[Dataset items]
§

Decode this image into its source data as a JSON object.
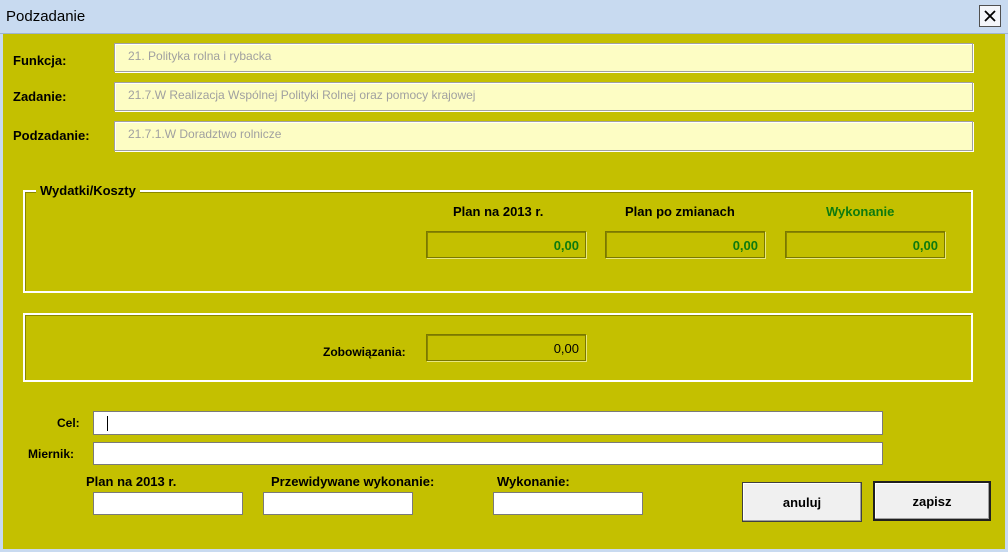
{
  "window": {
    "title": "Podzadanie",
    "close_icon": "close-icon"
  },
  "fields": {
    "funkcja": {
      "label": "Funkcja:",
      "value": "21. Polityka rolna i rybacka"
    },
    "zadanie": {
      "label": "Zadanie:",
      "value": "21.7.W Realizacja Wspólnej Polityki Rolnej oraz pomocy krajowej"
    },
    "podzadanie": {
      "label": "Podzadanie:",
      "value": "21.7.1.W Doradztwo rolnicze"
    }
  },
  "wydatki": {
    "legend": "Wydatki/Koszty",
    "headers": {
      "plan": "Plan na 2013 r.",
      "plan_po_zmianach": "Plan po zmianach",
      "wykonanie": "Wykonanie"
    },
    "values": {
      "plan": "0,00",
      "plan_po_zmianach": "0,00",
      "wykonanie": "0,00"
    }
  },
  "zobowiazania": {
    "label": "Zobowiązania:",
    "value": "0,00"
  },
  "form": {
    "cel_label": "Cel:",
    "cel_value": "",
    "miernik_label": "Miernik:",
    "miernik_value": "",
    "plan_label": "Plan na 2013 r.",
    "przewidywane_label": "Przewidywane wykonanie:",
    "wykonanie_label": "Wykonanie:"
  },
  "buttons": {
    "anuluj": "anuluj",
    "zapisz": "zapisz"
  },
  "colors": {
    "background": "#c4c000",
    "field_bg": "#fdfdc4",
    "accent_green": "#0e7a0e",
    "titlebar": "#c8daf0"
  }
}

§

▶ Task description: Give the data again exactly as written, with all pictures left out.

▶ Task solution:
Decode this image into its source data as a JSON object.
{
  "window": {
    "title": "Podzadanie",
    "close_icon": "close-icon"
  },
  "fields": {
    "funkcja": {
      "label": "Funkcja:",
      "value": "21. Polityka rolna i rybacka"
    },
    "zadanie": {
      "label": "Zadanie:",
      "value": "21.7.W Realizacja Wspólnej Polityki Rolnej oraz pomocy krajowej"
    },
    "podzadanie": {
      "label": "Podzadanie:",
      "value": "21.7.1.W Doradztwo rolnicze"
    }
  },
  "wydatki": {
    "legend": "Wydatki/Koszty",
    "headers": {
      "plan": "Plan na 2013 r.",
      "plan_po_zmianach": "Plan po zmianach",
      "wykonanie": "Wykonanie"
    },
    "values": {
      "plan": "0,00",
      "plan_po_zmianach": "0,00",
      "wykonanie": "0,00"
    }
  },
  "zobowiazania": {
    "label": "Zobowiązania:",
    "value": "0,00"
  },
  "form": {
    "cel_label": "Cel:",
    "cel_value": "",
    "miernik_label": "Miernik:",
    "miernik_value": "",
    "plan_label": "Plan na 2013 r.",
    "przewidywane_label": "Przewidywane wykonanie:",
    "wykonanie_label": "Wykonanie:"
  },
  "buttons": {
    "anuluj": "anuluj",
    "zapisz": "zapisz"
  },
  "colors": {
    "background": "#c4c000",
    "field_bg": "#fdfdc4",
    "accent_green": "#0e7a0e",
    "titlebar": "#c8daf0"
  }
}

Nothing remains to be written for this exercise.